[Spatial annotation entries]
________________________

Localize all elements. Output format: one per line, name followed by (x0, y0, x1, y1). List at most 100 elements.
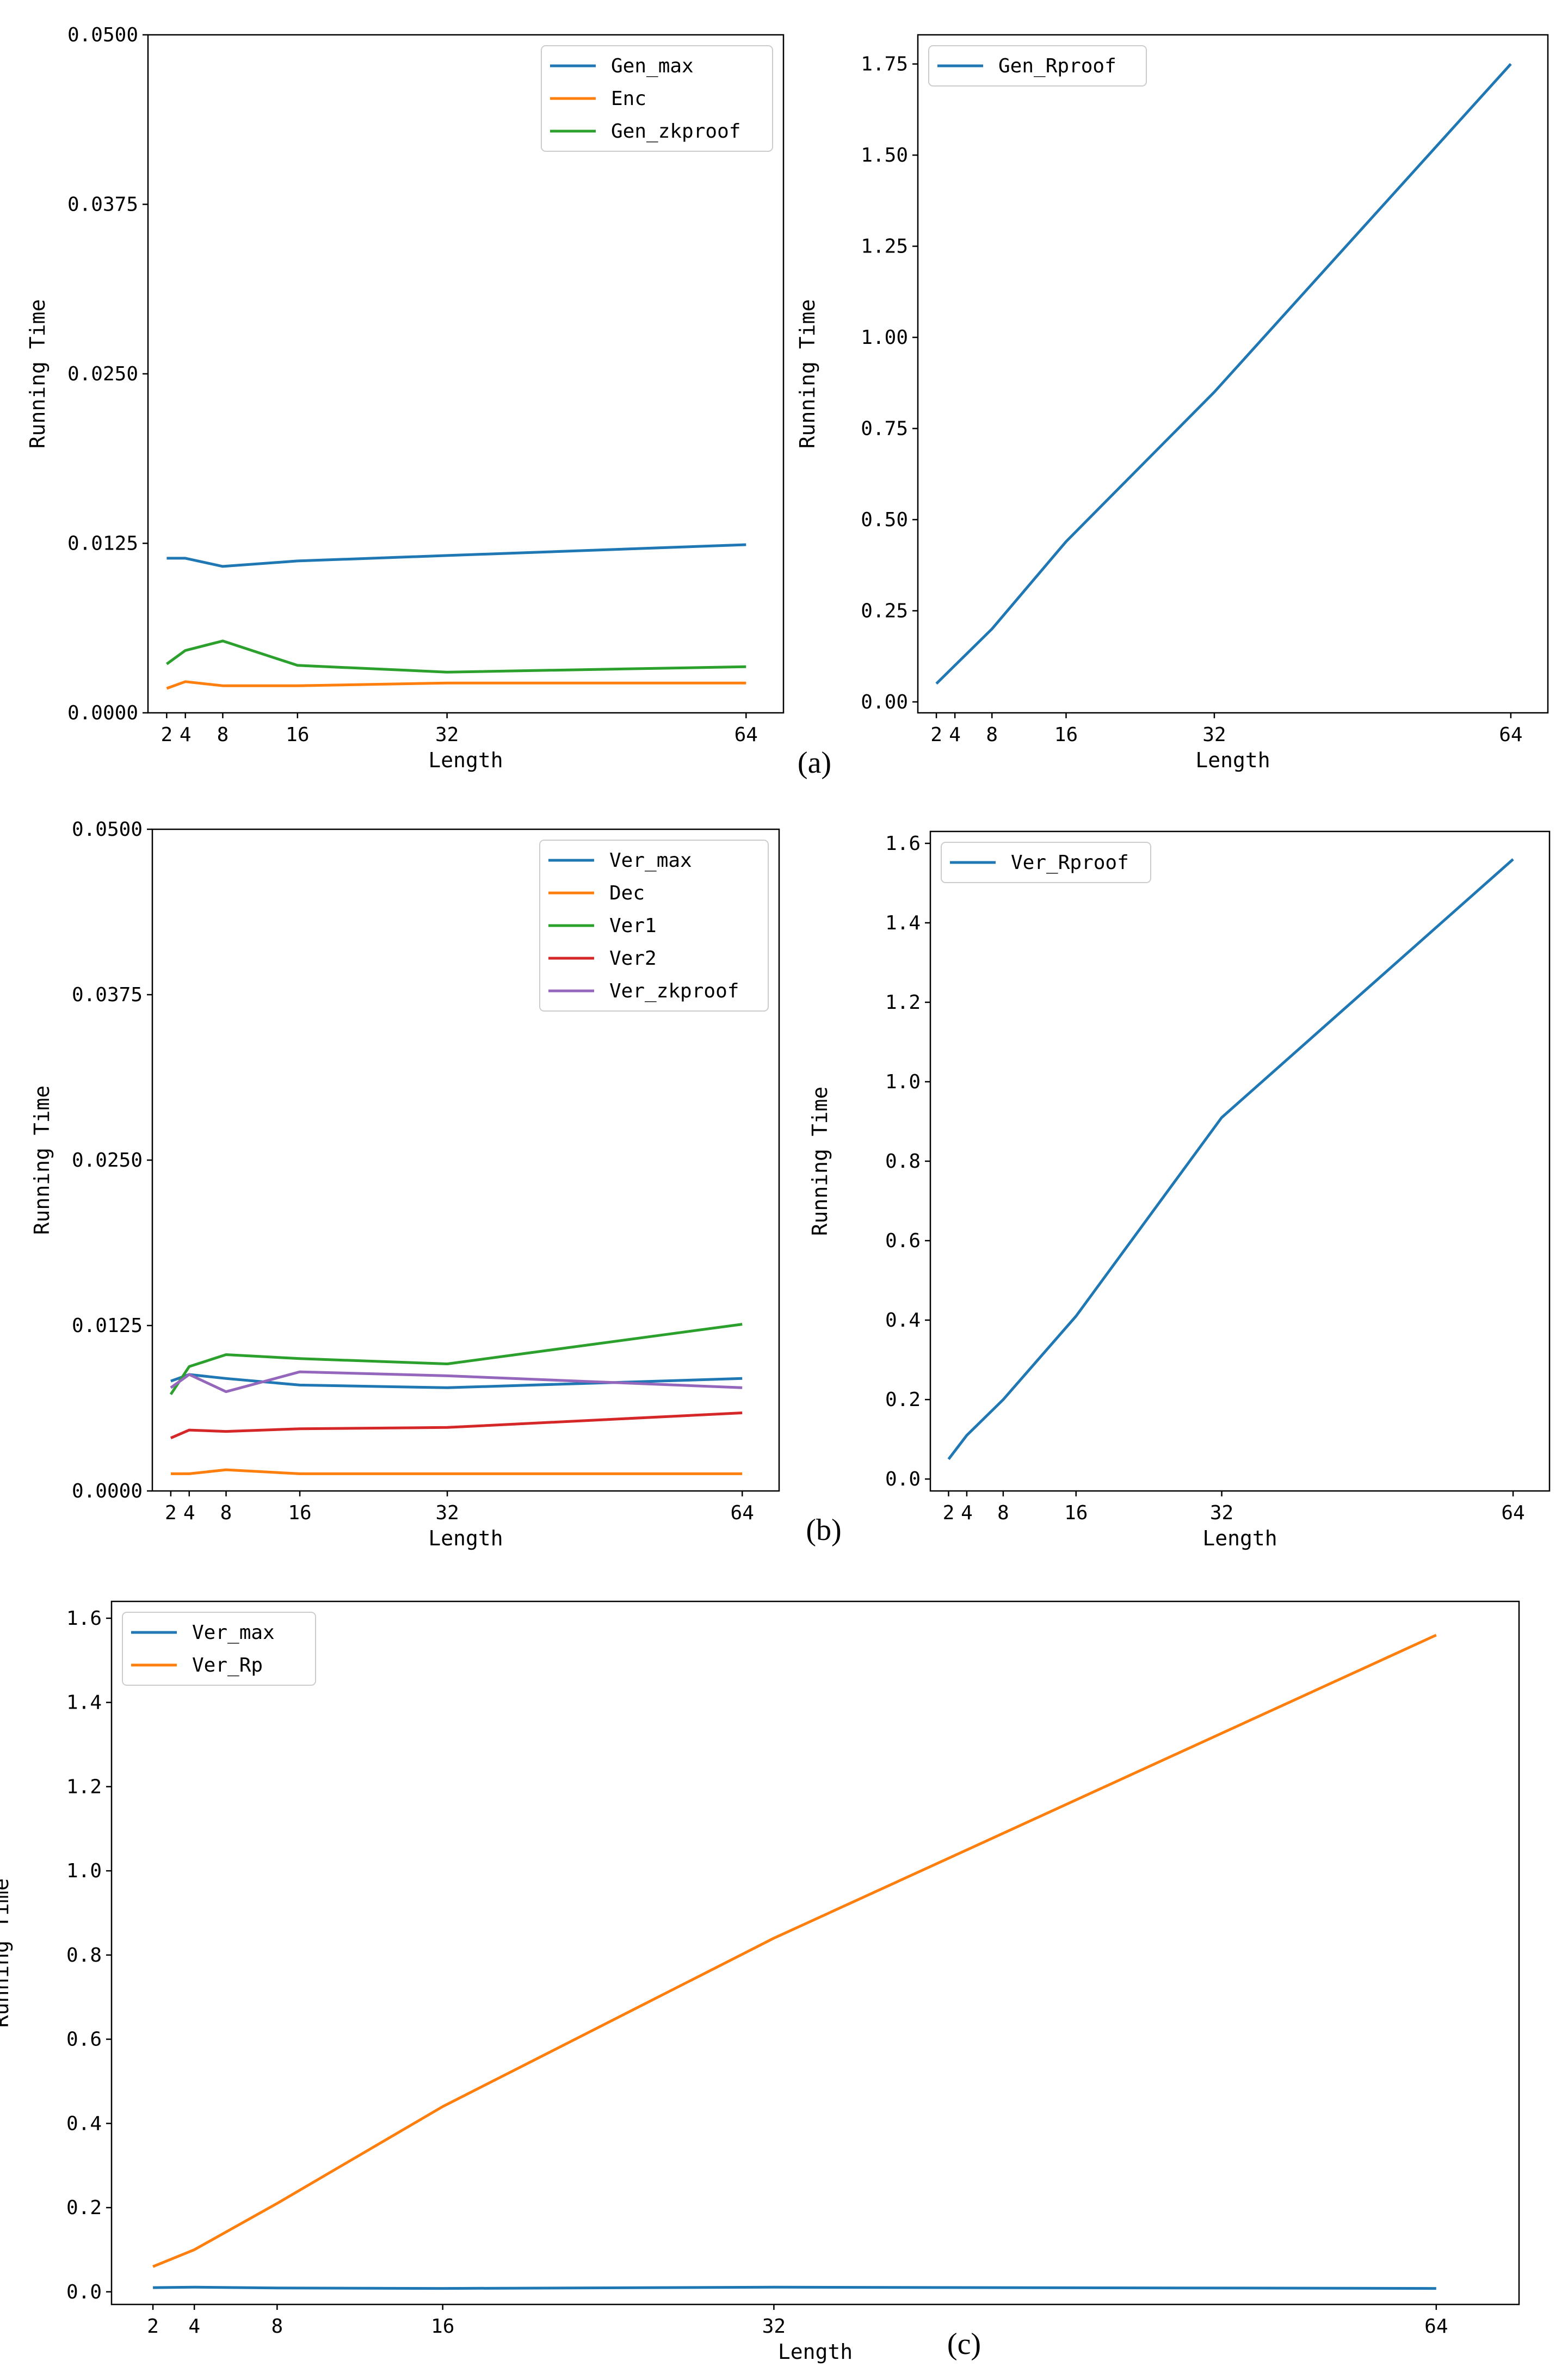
x-tick-label: 8 (217, 724, 229, 746)
y-tick-label: 0.2 (885, 1389, 921, 1411)
legend-label: Dec (609, 882, 645, 904)
y-tick-label: 0.8 (885, 1150, 921, 1173)
series-line-ver-zkproof (170, 1370, 743, 1394)
y-tick-label: 0.0500 (67, 24, 138, 46)
caption-b: (b) (806, 1513, 841, 1547)
y-tick-label: 1.0 (66, 1860, 102, 1882)
x-tick-label: 64 (1501, 1502, 1524, 1524)
y-tick-label: 0.0250 (72, 1149, 143, 1172)
y-tick-label: 1.0 (885, 1071, 921, 1093)
x-tick-label: 64 (1499, 724, 1522, 746)
chart-c: 0.0 0.2 0.4 0.6 0.8 1.0 1.2 1.4 1.6 2 4 8 16 32 64 Leng… (0, 1600, 1520, 2364)
y-tick-label: 0.0125 (67, 533, 138, 555)
x-tick-label: 8 (997, 1502, 1009, 1524)
series-line-gen-max (166, 543, 746, 568)
y-tick-label: 1.6 (885, 833, 921, 855)
x-tick-label: 16 (288, 1502, 311, 1524)
y-axis-label: Running Time (30, 1086, 54, 1235)
y-tick-label: 0.0375 (67, 194, 138, 216)
series-line-dec (170, 1468, 743, 1475)
legend-label: Ver_max (192, 1622, 275, 1644)
x-tick-label: 4 (180, 724, 192, 746)
chart-a-right: 0.00 0.25 0.50 0.75 1.00 1.25 1.50 1.75 2 4 8 16 32 6… (795, 34, 1549, 772)
x-tick-label: 16 (1054, 724, 1078, 746)
x-axis-label: Length (1195, 748, 1270, 772)
legend-label: Enc (611, 88, 646, 110)
x-tick-label: 2 (943, 1502, 955, 1524)
legend-label: Ver_zkproof (609, 980, 739, 1002)
x-tick-label: 64 (731, 1502, 754, 1524)
x-tick-label: 4 (949, 724, 961, 746)
series-line-ver-rproof (947, 858, 1514, 1460)
y-axis-label: Running Time (0, 1878, 13, 2028)
y-tick-label: 0.0500 (72, 818, 143, 841)
legend-label: Ver1 (609, 915, 657, 937)
series-line-gen-zkproof (165, 639, 746, 674)
y-tick-label: 1.50 (861, 144, 908, 167)
x-tick-label: 4 (183, 1502, 195, 1524)
x-tick-label: 16 (1064, 1502, 1088, 1524)
legend-label: Ver2 (609, 947, 657, 970)
y-tick-label: 1.6 (66, 1607, 102, 1630)
y-tick-label: 0.0125 (72, 1315, 143, 1337)
y-tick-label: 0.0 (66, 2281, 102, 2303)
plot-frame (917, 34, 1549, 714)
y-tick-label: 1.25 (861, 236, 908, 258)
legend-box (928, 45, 1147, 87)
x-tick-label: 2 (161, 724, 173, 746)
caption-a: (a) (798, 746, 831, 780)
y-tick-label: 0.8 (66, 1944, 102, 1967)
y-axis-label: Running Time (795, 299, 819, 449)
y-tick-label: 0.6 (885, 1230, 921, 1252)
x-tick-label: 4 (961, 1502, 973, 1524)
x-tick-label: 32 (762, 2315, 786, 2338)
y-tick-label: 0.4 (885, 1309, 921, 1332)
legend-box (541, 45, 773, 152)
chart-b-left: 0.0000 0.0125 0.0250 0.0375 0.0500 2 4 8 16 32 64 L… (30, 818, 780, 1550)
y-tick-label: 1.00 (861, 326, 908, 349)
series-line-ver1 (169, 1323, 743, 1395)
x-tick-label: 8 (220, 1502, 232, 1524)
chart-b-right: 0.0 0.2 0.4 0.6 0.8 1.0 1.2 1.4 1.6 2 4 8 16 32 64 Leng… (808, 830, 1551, 1550)
legend-box (122, 1612, 316, 1686)
series-line-ver-rp (152, 1634, 1437, 2268)
y-tick-label: 1.4 (66, 1692, 102, 1714)
y-tick-label: 0.50 (861, 509, 908, 531)
legend-label: Ver_max (609, 849, 692, 872)
x-tick-label: 32 (1202, 724, 1226, 746)
series-line-ver2 (170, 1412, 743, 1439)
y-tick-label: 0.0375 (72, 984, 143, 1006)
plot-frame (929, 830, 1551, 1492)
y-tick-label: 1.4 (885, 912, 921, 934)
y-tick-label: 0.0000 (67, 702, 138, 724)
y-tick-label: 0.6 (66, 2029, 102, 2051)
x-tick-label: 2 (165, 1502, 177, 1524)
x-axis-label: Length (428, 1526, 503, 1550)
series-line-gen-rproof (935, 63, 1512, 685)
legend-box (941, 842, 1151, 883)
legend-box (539, 840, 769, 1012)
legend-label: Gen_Rproof (998, 55, 1116, 77)
x-tick-label: 32 (435, 1502, 459, 1524)
y-tick-label: 0.4 (66, 2112, 102, 2135)
x-axis-label: Length (1202, 1526, 1277, 1550)
legend-label: Ver_Rproof (1011, 852, 1129, 874)
y-axis-label: Running Time (808, 1087, 832, 1236)
legend-label: Ver_Rp (192, 1654, 263, 1676)
x-tick-label: 16 (431, 2315, 454, 2338)
caption-c: (c) (947, 2327, 981, 2361)
plot-frame (110, 1600, 1520, 2306)
legend-label: Gen_zkproof (611, 120, 740, 143)
y-tick-label: 1.2 (66, 1776, 102, 1798)
x-tick-label: 2 (930, 724, 942, 746)
x-tick-label: 2 (147, 2315, 159, 2338)
series-line-ver-max (153, 2285, 1436, 2290)
x-tick-label: 32 (435, 724, 459, 746)
y-tick-label: 0.25 (861, 600, 908, 622)
chart-a-left: 0.0000 0.0125 0.0250 0.0375 0.0500 2 4 8 16 32 64 L… (26, 24, 785, 772)
x-tick-label: 16 (286, 724, 309, 746)
x-tick-label: 64 (734, 724, 758, 746)
y-tick-label: 0.0250 (67, 363, 138, 385)
y-tick-label: 1.75 (861, 53, 908, 76)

________________________

§ **Task to complete**:
Rewrite the records above as a Markdown table with the columns Row and Line. Number each non-blank line in Row, and leave out the pictures.

§ **Task answer**:
| Row | Line |
|---|---|
| 1 | Localize all elements. Output format: one per line, name followed by (x0, y0, x1, y1). List at most 100 elements. |
| 2 | x-tick-label: 8 (217, 724, 229, 746) |
| 3 | y-tick-label: 0.2 (885, 1389, 921, 1411) |
| 4 | legend-label: Dec (609, 882, 645, 904) |
| 5 | y-tick-label: 0.8 (885, 1150, 921, 1173) |
| 6 | series-line-ver-zkproof (170, 1370, 743, 1394) |
| 7 | y-tick-label: 0.0500 (67, 24, 138, 46) |
| 8 | caption-b: (b) (806, 1513, 841, 1547) |
| 9 | y-tick-label: 1.0 (66, 1860, 102, 1882) |
| 10 | x-tick-label: 64 (1501, 1502, 1524, 1524) |
| 11 | y-tick-label: 0.0250 (72, 1149, 143, 1172) |
| 12 | y-tick-label: 1.0 (885, 1071, 921, 1093) |
| 13 | x-tick-label: 64 (1499, 724, 1522, 746) |
| 14 | chart-c: 0.0 0.2 0.4 0.6 0.8 1.0 1.2 1.4 1.6 2 4 8 16 32 64 Leng… (0, 1600, 1520, 2364) |
| 15 | y-tick-label: 0.0125 (67, 533, 138, 555) |
| 16 | x-tick-label: 8 (997, 1502, 1009, 1524) |
| 17 | series-line-gen-max (166, 543, 746, 568) |
| 18 | y-tick-label: 1.6 (885, 833, 921, 855) |
| 19 | x-tick-label: 16 (288, 1502, 311, 1524) |
| 20 | y-axis-label: Running Time (30, 1086, 54, 1235) |
| 21 | y-tick-label: 0.0375 (67, 194, 138, 216) |
| 22 | series-line-dec (170, 1468, 743, 1475) |
| 23 | legend-label: Ver_max (192, 1622, 275, 1644) |
| 24 | x-tick-label: 4 (180, 724, 192, 746) |
| 25 | chart-a-right: 0.00 0.25 0.50 0.75 1.00 1.25 1.50 1.75 2 4 8 16 32 6… (795, 34, 1549, 772) |
| 26 | x-tick-label: 16 (1054, 724, 1078, 746) |
| 27 | x-axis-label: Length (1195, 748, 1270, 772) |
| 28 | legend-label: Enc (611, 88, 646, 110) |
| 29 | x-tick-label: 2 (943, 1502, 955, 1524) |
| 30 | legend-label: Ver_zkproof (609, 980, 739, 1002) |
| 31 | x-tick-label: 64 (731, 1502, 754, 1524) |
| 32 | x-tick-label: 4 (949, 724, 961, 746) |
| 33 | series-line-ver-rproof (947, 858, 1514, 1460) |
| 34 | y-axis-label: Running Time (0, 1878, 13, 2028) |
| 35 | y-tick-label: 0.0500 (72, 818, 143, 841) |
| 36 | legend-label: Ver1 (609, 915, 657, 937) |
| 37 | series-line-gen-zkproof (165, 639, 746, 674) |
| 38 | y-tick-label: 1.50 (861, 144, 908, 167) |
| 39 | x-tick-label: 4 (183, 1502, 195, 1524) |
| 40 | x-tick-label: 16 (1064, 1502, 1088, 1524) |
| 41 | legend-label: Ver2 (609, 947, 657, 970) |
| 42 | y-tick-label: 1.6 (66, 1607, 102, 1630) |
| 43 | y-tick-label: 0.0125 (72, 1315, 143, 1337) |
| 44 | y-tick-label: 0.0 (66, 2281, 102, 2303) |
| 45 | plot-frame (917, 34, 1549, 714) |
| 46 | y-tick-label: 1.25 (861, 236, 908, 258) |
| 47 | legend-box (928, 45, 1147, 87) |
| 48 | x-tick-label: 2 (161, 724, 173, 746) |
| 49 | caption-a: (a) (798, 746, 831, 780) |
| 50 | y-tick-label: 0.8 (66, 1944, 102, 1967) |
| 51 | y-axis-label: Running Time (795, 299, 819, 449) |
| 52 | y-tick-label: 0.6 (885, 1230, 921, 1252) |
| 53 | x-tick-label: 4 (961, 1502, 973, 1524) |
| 54 | x-tick-label: 32 (762, 2315, 786, 2338) |
| 55 | y-tick-label: 0.4 (885, 1309, 921, 1332) |
| 56 | legend-box (541, 45, 773, 152) |
| 57 | chart-b-left: 0.0000 0.0125 0.0250 0.0375 0.0500 2 4 8 16 32 64 L… (30, 818, 780, 1550) |
| 58 | y-tick-label: 1.00 (861, 326, 908, 349) |
| 59 | series-line-ver1 (169, 1323, 743, 1395) |
| 60 | x-tick-label: 8 (220, 1502, 232, 1524) |
| 61 | chart-b-right: 0.0 0.2 0.4 0.6 0.8 1.0 1.2 1.4 1.6 2 4 8 16 32 64 Leng… (808, 830, 1551, 1550) |
| 62 | legend-box (122, 1612, 316, 1686) |
| 63 | series-line-ver-rp (152, 1634, 1437, 2268) |
| 64 | y-tick-label: 1.4 (66, 1692, 102, 1714) |
| 65 | y-tick-label: 0.50 (861, 509, 908, 531) |
| 66 | legend-label: Ver_max (609, 849, 692, 872) |
| 67 | x-tick-label: 32 (1202, 724, 1226, 746) |
| 68 | series-line-ver2 (170, 1412, 743, 1439) |
| 69 | y-tick-label: 0.0375 (72, 984, 143, 1006) |
| 70 | plot-frame (929, 830, 1551, 1492) |
| 71 | y-tick-label: 1.4 (885, 912, 921, 934) |
| 72 | y-tick-label: 0.0000 (67, 702, 138, 724) |
| 73 | y-tick-label: 0.6 (66, 2029, 102, 2051) |
| 74 | x-tick-label: 2 (165, 1502, 177, 1524) |
| 75 | x-axis-label: Length (428, 1526, 503, 1550) |
| 76 | series-line-gen-rproof (935, 63, 1512, 685) |
| 77 | legend-box (941, 842, 1151, 883) |
| 78 | legend-box (539, 840, 769, 1012) |
| 79 | legend-label: Gen_Rproof (998, 55, 1116, 77) |
| 80 | x-tick-label: 32 (435, 1502, 459, 1524) |
| 81 | y-tick-label: 0.4 (66, 2112, 102, 2135) |
| 82 | x-axis-label: Length (1202, 1526, 1277, 1550) |
| 83 | legend-label: Ver_Rproof (1011, 852, 1129, 874) |
| 84 | y-axis-label: Running Time (808, 1087, 832, 1236) |
| 85 | legend-label: Ver_Rp (192, 1654, 263, 1676) |
| 86 | x-tick-label: 16 (431, 2315, 454, 2338) |
| 87 | caption-c: (c) (947, 2327, 981, 2361) |
| 88 | plot-frame (110, 1600, 1520, 2306) |
| 89 | legend-label: Gen_zkproof (611, 120, 740, 143) |
| 90 | y-tick-label: 1.2 (66, 1776, 102, 1798) |
| 91 | x-tick-label: 2 (930, 724, 942, 746) |
| 92 | x-tick-label: 2 (147, 2315, 159, 2338) |
| 93 | series-line-ver-max (153, 2285, 1436, 2290) |
| 94 | x-tick-label: 32 (435, 724, 459, 746) |
| 95 | y-tick-label: 0.25 (861, 600, 908, 622) |
| 96 | chart-a-left: 0.0000 0.0125 0.0250 0.0375 0.0500 2 4 8 16 32 64 L… (26, 24, 785, 772) |
| 97 | x-tick-label: 16 (286, 724, 309, 746) |
| 98 | x-tick-label: 64 (734, 724, 758, 746) |
| 99 | y-tick-label: 0.0250 (67, 363, 138, 385) |
| 100 | y-tick-label: 1.75 (861, 53, 908, 76) |